** start of Extracted material **

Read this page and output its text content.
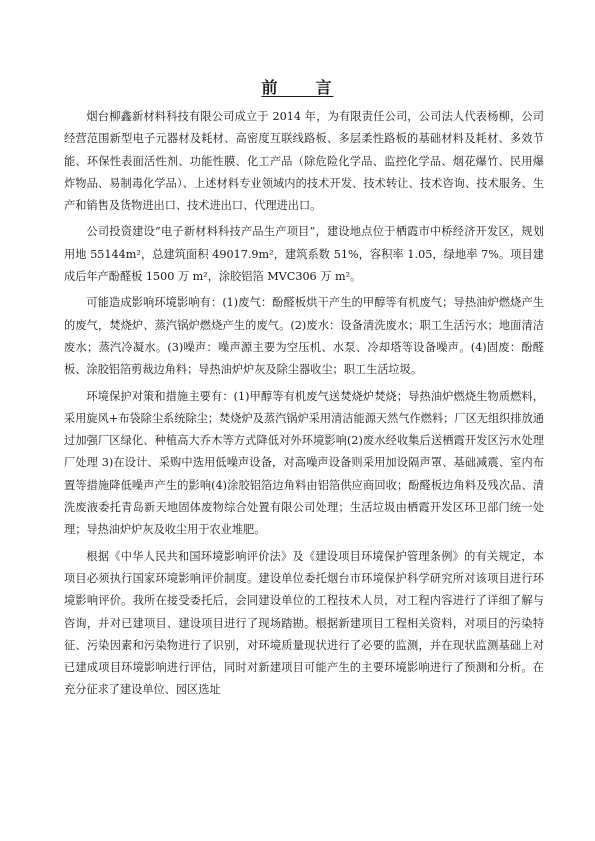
前　　言

烟台柳鑫新材料科技有限公司成立于 2014 年，为有限责任公司，公司法人代表杨柳，公司经营范围新型电子元器材及耗材、高密度互联线路板、多层柔性路板的基础材料及耗材、多效节能、环保性表面活性剂、功能性膜、化工产品（除危险化学品、监控化学品、烟花爆竹、民用爆炸物品、易制毒化学品）、上述材料专业领域内的技术开发、技术转让、技术咨询、技术服务、生产和销售及货物进出口、技术进出口、代理进出口。

公司投资建设“电子新材料科技产品生产项目”，建设地点位于栖霞市中桥经济开发区，规划用地 55144m²，总建筑面积 49017.9m²，建筑系数 51%，容积率 1.05，绿地率 7%。项目建成后年产酚醛板 1500 万 m²，涂胶铝箔 MVC306 万 m²。

可能造成影响环境影响有：(1)废气：酚醛板烘干产生的甲醇等有机废气；导热油炉燃烧产生的废气，焚烧炉、蒸汽锅炉燃烧产生的废气。(2)废水：设备清洗废水；职工生活污水；地面清洁废水；蒸汽冷凝水。(3)噪声：噪声源主要为空压机、水泵、冷却塔等设备噪声。(4)固废：酚醛板、涂胶铝箔剪裁边角料；导热油炉炉灰及除尘器收尘；职工生活垃圾。

环境保护对策和措施主要有：(1)甲醇等有机废气送焚烧炉焚烧；导热油炉燃烧生物质燃料，采用旋风+布袋除尘系统除尘；焚烧炉及蒸汽锅炉采用清洁能源天然气作燃料；厂区无组织排放通过加强厂区绿化、种植高大乔木等方式降低对外环境影响(2)废水经收集后送栖霞开发区污水处理厂处理 3)在设计、采购中选用低噪声设备，对高噪声设备则采用加设隔声罩、基础减震、室内布置等措施降低噪声产生的影响(4)涂胶铝箔边角料由铝箔供应商回收；酚醛板边角料及残次品、清洗废液委托青岛新天地固体废物综合处置有限公司处理；生活垃圾由栖霞开发区环卫部门统一处理；导热油炉炉灰及收尘用于农业堆肥。

根据《中华人民共和国环境影响评价法》及《建设项目环境保护管理条例》的有关规定，本项目必须执行国家环境影响评价制度。建设单位委托烟台市环境保护科学研究所对该项目进行环境影响评价。我所在接受委托后，会同建设单位的工程技术人员，对工程内容进行了详细了解与咨询，并对已建项目、建设项目进行了现场踏勘。根据新建项目工程相关资料，对项目的污染特征、污染因素和污染物进行了识别，对环境质量现状进行了必要的监测，并在现状监测基础上对已建成项目环境影响进行评估，同时对新建项目可能产生的主要环境影响进行了预测和分析。在充分征求了建设单位、园区选址
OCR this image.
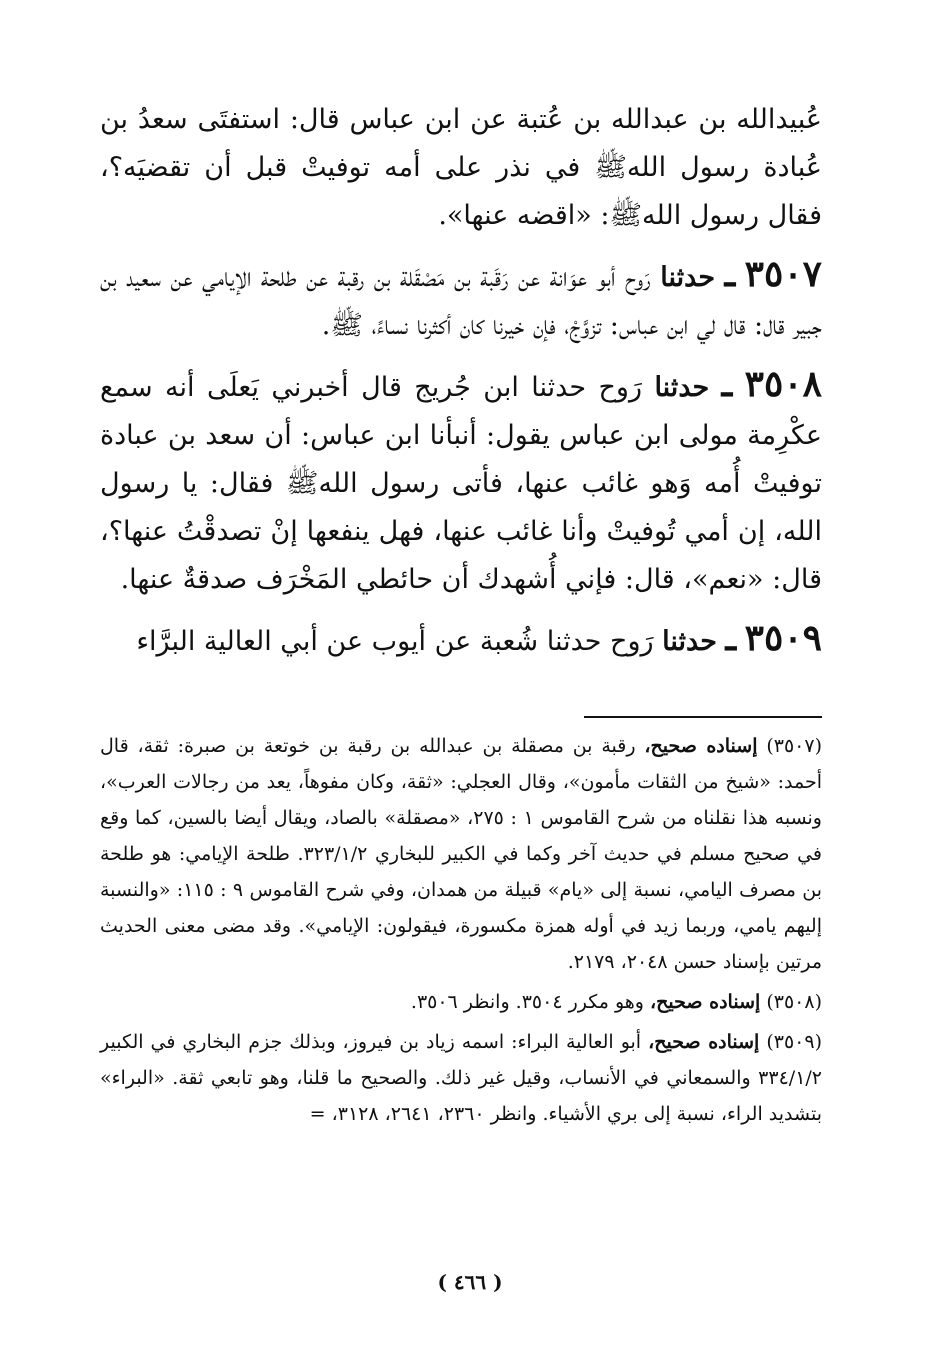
عُبيدالله بن عبدالله بن عُتبة عن ابن عباس قال: استفتَى سعدُ بن عُبادة رسول اللهﷺ في نذر على أمه توفيتْ قبل أن تقضيَه؟، فقال رسول اللهﷺ: «اقضه عنها».

٣٥٠٧ ـ حدثنا رَوح أبو عوَانة عن رَقَبة بن مَصْقَلة بن رقبة عن طلحة الإيامي عن سعيد بن جبير قال: قال لي ابن عباس: تزوَّجْ، فإن خيرنا كان أكثرنا نساءً، ﷺ.

٣٥٠٨ ـ حدثنا رَوح حدثنا ابن جُريج قال أخبرني يَعلَى أنه سمع عكْرِمة مولى ابن عباس يقول: أنبأنا ابن عباس: أن سعد بن عبادة توفيتْ أُمه وَهو غائب عنها، فأتى رسول اللهﷺ فقال: يا رسول الله، إن أمي تُوفيتْ وأنا غائب عنها، فهل ينفعها إنْ تصدقْتُ عنها؟، قال: «نعم»، قال: فإني أُشهدك أن حائطي المَخْرَف صدقةٌ عنها.

٣٥٠٩ ـ حدثنا رَوح حدثنا شُعبة عن أيوب عن أبي العالية البرَّاء

(٣٥٠٧) إسناده صحيح، رقبة بن مصقلة بن عبدالله بن رقبة بن خوتعة بن صبرة: ثقة، قال أحمد: «شيخ من الثقات مأمون»، وقال العجلي: «ثقة، وكان مفوهاً، يعد من رجالات العرب»، ونسبه هذا نقلناه من شرح القاموس ١ : ٢٧٥، «مصقلة» بالصاد، ويقال أيضا بالسين، كما وقع في صحيح مسلم في حديث آخر وكما في الكبير للبخاري ٣٢٣/١/٢. طلحة الإيامي: هو طلحة بن مصرف اليامي، نسبة إلى «يام» قبيلة من همدان، وفي شرح القاموس ٩ : ١١٥: «والنسبة إليهم يامي، وربما زيد في أوله همزة مكسورة، فيقولون: الإيامي». وقد مضى معنى الحديث مرتين بإسناد حسن ٢٠٤٨، ٢١٧٩.

(٣٥٠٨) إسناده صحيح، وهو مكرر ٣٥٠٤. وانظر ٣٥٠٦.

(٣٥٠٩) إسناده صحيح، أبو العالية البراء: اسمه زياد بن فيروز، وبذلك جزم البخاري في الكبير ٣٣٤/١/٢ والسمعاني في الأنساب، وقيل غير ذلك. والصحيح ما قلنا، وهو تابعي ثقة. «البراء» بتشديد الراء، نسبة إلى بري الأشياء. وانظر ٢٣٦٠، ٢٦٤١، ٣١٢٨، =

( ٤٦٦ )
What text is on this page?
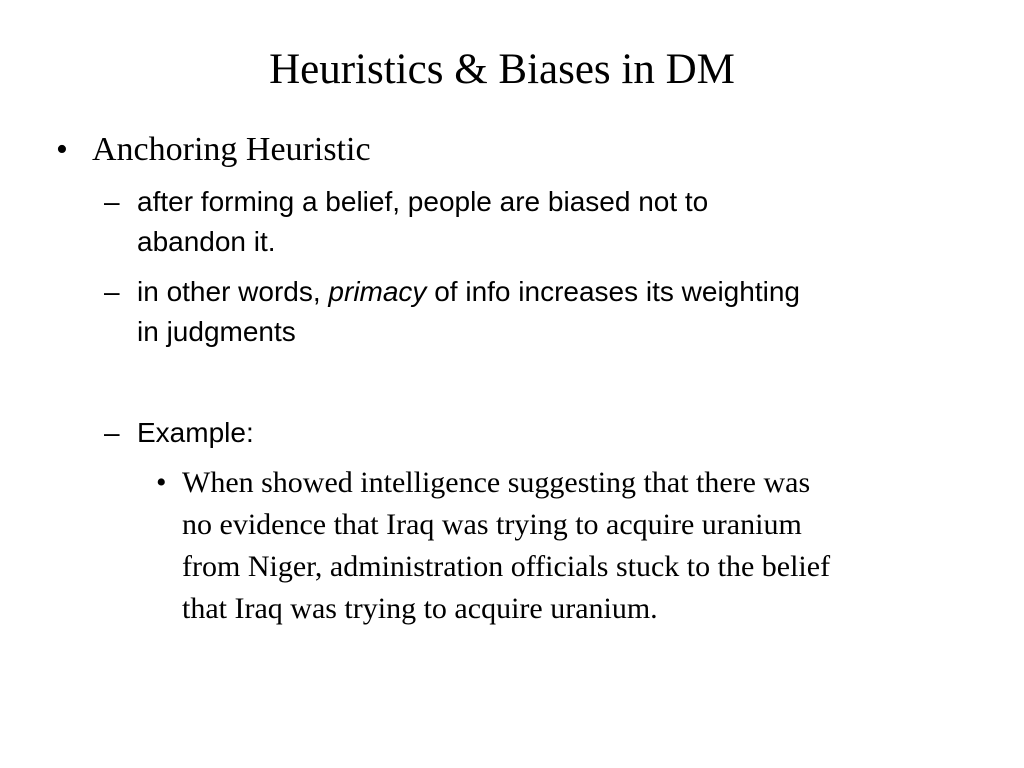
Heuristics & Biases in DM
• Anchoring Heuristic
– after forming a belief, people are biased not to
abandon it.
– in other words, primacy of info increases its weighting
in judgments
– Example:
• When showed intelligence suggesting that there was
no evidence that Iraq was trying to acquire uranium
from Niger, administration officials stuck to the belief
that Iraq was trying to acquire uranium.
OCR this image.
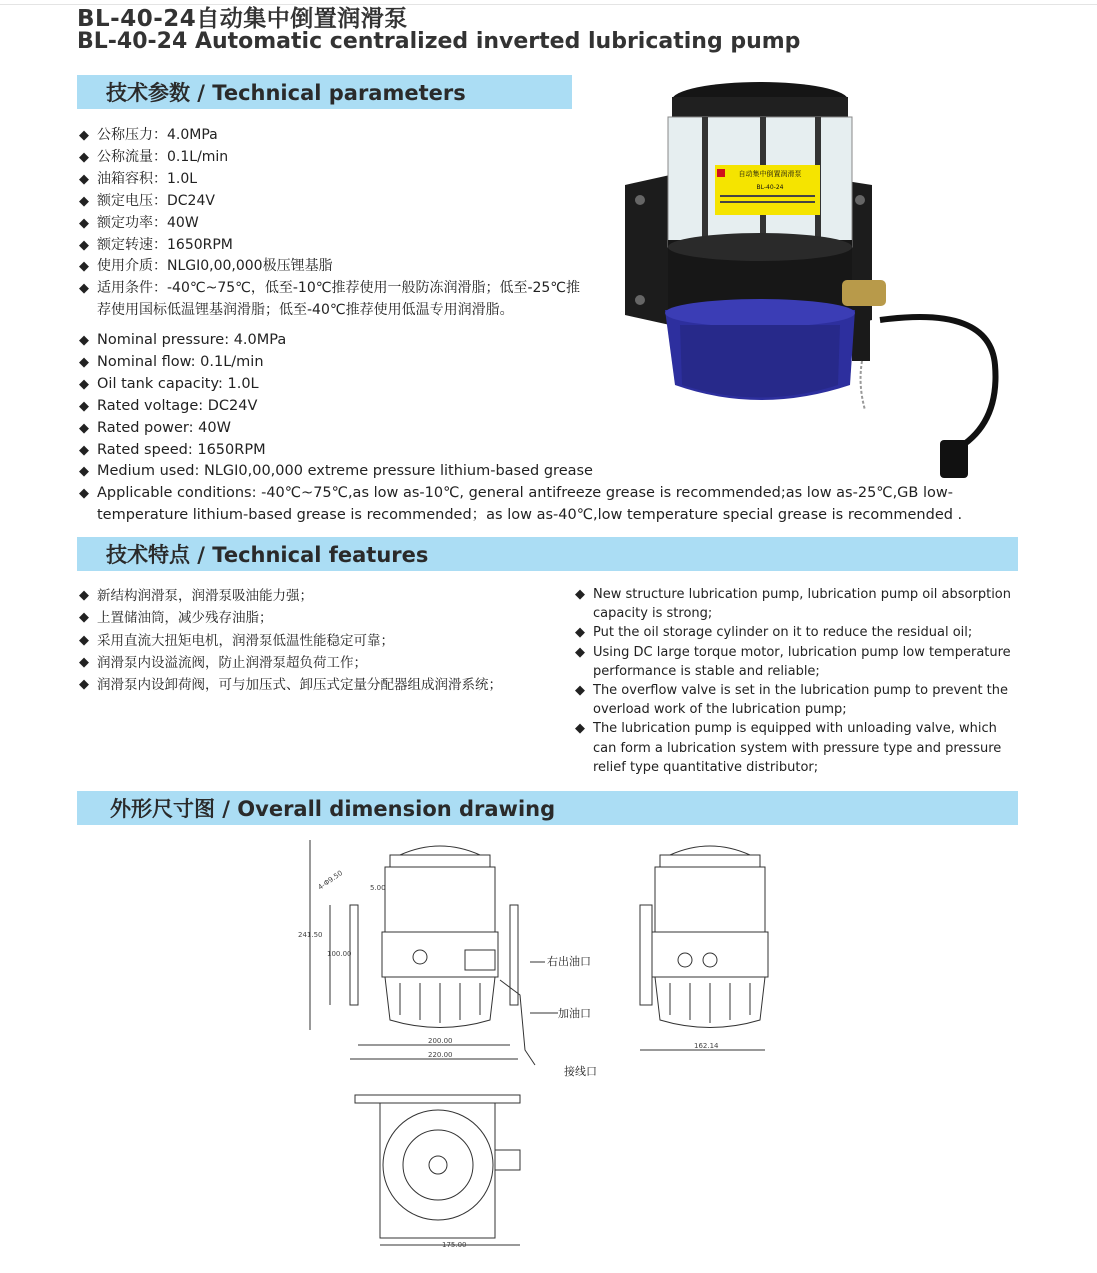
BL-40-24自动集中倒置润滑泵
BL-40-24 Automatic centralized inverted lubricating pump
技术参数 / Technical parameters
◆ 公称压力：4.0MPa
◆ 公称流量：0.1L/min
◆ 油箱容积：1.0L
◆ 额定电压：DC24V
◆ 额定功率：40W
◆ 额定转速：1650RPM
◆ 使用介质：NLGI0,00,000极压锂基脂
◆ 适用条件：-40℃~75℃，低至-10℃推荐使用一般防冻润滑脂；低至-25℃推
荐使用国标低温锂基润滑脂；低至-40℃推荐使用低温专用润滑脂。
◆ Nominal pressure: 4.0MPa
◆ Nominal flow: 0.1L/min
◆ Oil tank capacity: 1.0L
◆ Rated voltage: DC24V
◆ Rated power: 40W
◆ Rated speed: 1650RPM
◆ Medium used: NLGI0,00,000 extreme pressure lithium-based grease
◆ Applicable conditions: -40℃~75℃,as low as-10℃, general antifreeze grease is recommended;as low as-25℃,GB low-
temperature lithium-based grease is recommended；as low as-40℃,low temperature special grease is recommended .
自动集中倒置润滑泵
BL-40-24
技术特点 / Technical features
◆ 新结构润滑泵，润滑泵吸油能力强；
◆ 上置储油筒，减少残存油脂；
◆ 采用直流大扭矩电机，润滑泵低温性能稳定可靠；
◆ 润滑泵内设溢流阀，防止润滑泵超负荷工作；
◆ 润滑泵内设卸荷阀，可与加压式、卸压式定量分配器组成润滑系统；
◆ New structure lubrication pump, lubrication pump oil absorption capacity is strong;
◆ Put the oil storage cylinder on it to reduce the residual oil;
◆ Using DC large torque motor, lubrication pump low temperature performance is stable and reliable;
◆ The overflow valve is set in the lubrication pump to prevent the overload work of the lubrication pump;
◆ The lubrication pump is equipped with unloading valve, which can form a lubrication system with pressure type and pressure relief type quantitative distributor;
外形尺寸图 / Overall dimension drawing
4-Φ9.50	5.00
241.50
100.00
200.00
220.00
162.14
175.00
右出油口
加油口
接线口
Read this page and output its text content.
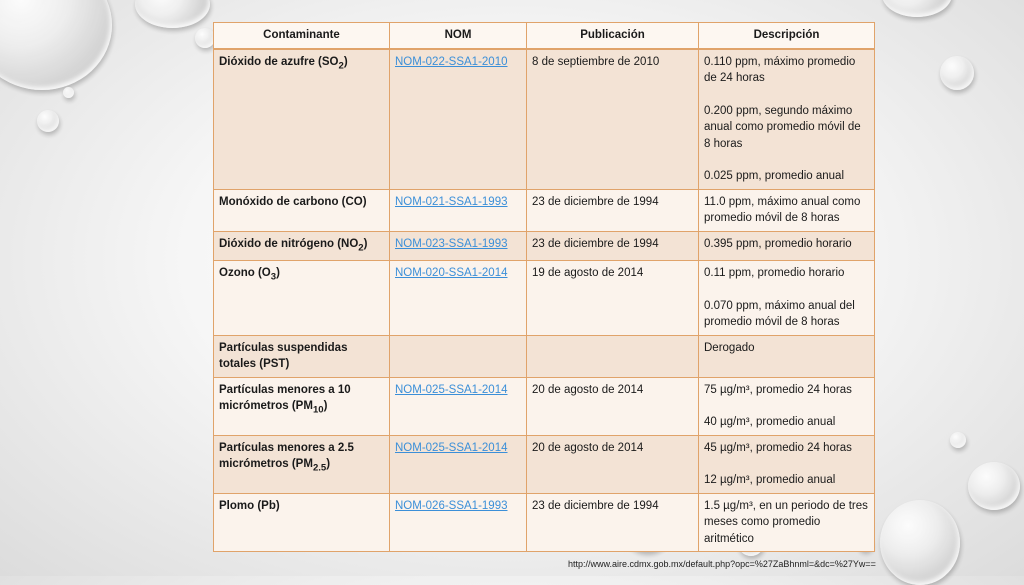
Contaminante	NOM	Publicación	Descripción
Dióxido de azufre $(SO_2)$	NOM-022-SSA1-2010	8 de septiembre de 2010	0.110 ppm, máximo promedio de 24 horas

0.200 ppm, segundo máximo anual como promedio móvil de 8 horas

0.025 ppm, promedio anual

Monóxido de carbono (CO)	NOM-021-SSA1-1993	23 de diciembre de 1994	11.0 ppm, máximo anual como promedio móvil de 8 horas

Dióxido de nitrógeno $(NO_2)$	NOM-023-SSA1-1993	23 de diciembre de 1994	0.395 ppm, promedio horario

Ozono $(O_3)$	NOM-020-SSA1-2014	19 de agosto de 2014	0.11 ppm, promedio horario

0.070 ppm, máximo anual del promedio móvil de 8 horas

Partículas suspendidas totales (PST)			Derogado

Partículas menores a 10 micrómetros $(PM_{10})$	NOM-025-SSA1-2014	20 de agosto de 2014	75 µg/m³, promedio 24 horas

40 µg/m³, promedio anual

Partículas menores a 2.5 micrómetros $(PM_{2.5})$	NOM-025-SSA1-2014	20 de agosto de 2014	45 µg/m³, promedio 24 horas

12 µg/m³, promedio anual

Plomo (Pb)	NOM-026-SSA1-1993	23 de diciembre de 1994	1.5 µg/m³, en un periodo de tres meses como promedio aritmético

http://www.aire.cdmx.gob.mx/default.php?opc=%27ZaBhnml=&dc=%27Yw==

** end of Extracted material **

• Written task: Copy every line from the records above that contains the word "عبدالله".

• Output:
عُبيدالله بن عبدالله بن عُتبة عن ابن عباس قال: استفتَى سعدُ بن عُبادة رسول اللهﷺ في نذر على أمه توفيتْ قبل أن تقضيَه؟، فقال رسول اللهﷺ: «اقضه عنها».
(٣٥٠٧) إسناده صحيح، رقبة بن مصقلة بن عبدالله بن رقبة بن خوتعة بن صبرة: ثقة، قال أحمد: «شيخ من الثقات مأمون»، وقال العجلي: «ثقة، وكان مفوهاً، يعد من رجالات العرب»، ونسبه هذا نقلناه من شرح القاموس ١ : ٢٧٥، «مصقلة» بالصاد، ويقال أيضا بالسين، كما وقع في صحيح مسلم في حديث آخر وكما في الكبير للبخاري ٣٢٣/١/٢. طلحة الإيامي: هو طلحة بن مصرف اليامي، نسبة إلى «يام» قبيلة من همدان، وفي شرح القاموس ٩ : ١١٥: «والنسبة إليهم يامي، وربما زيد في أوله همزة مكسورة، فيقولون: الإيامي». وقد مضى معنى الحديث مرتين بإسناد حسن ٢٠٤٨، ٢١٧٩.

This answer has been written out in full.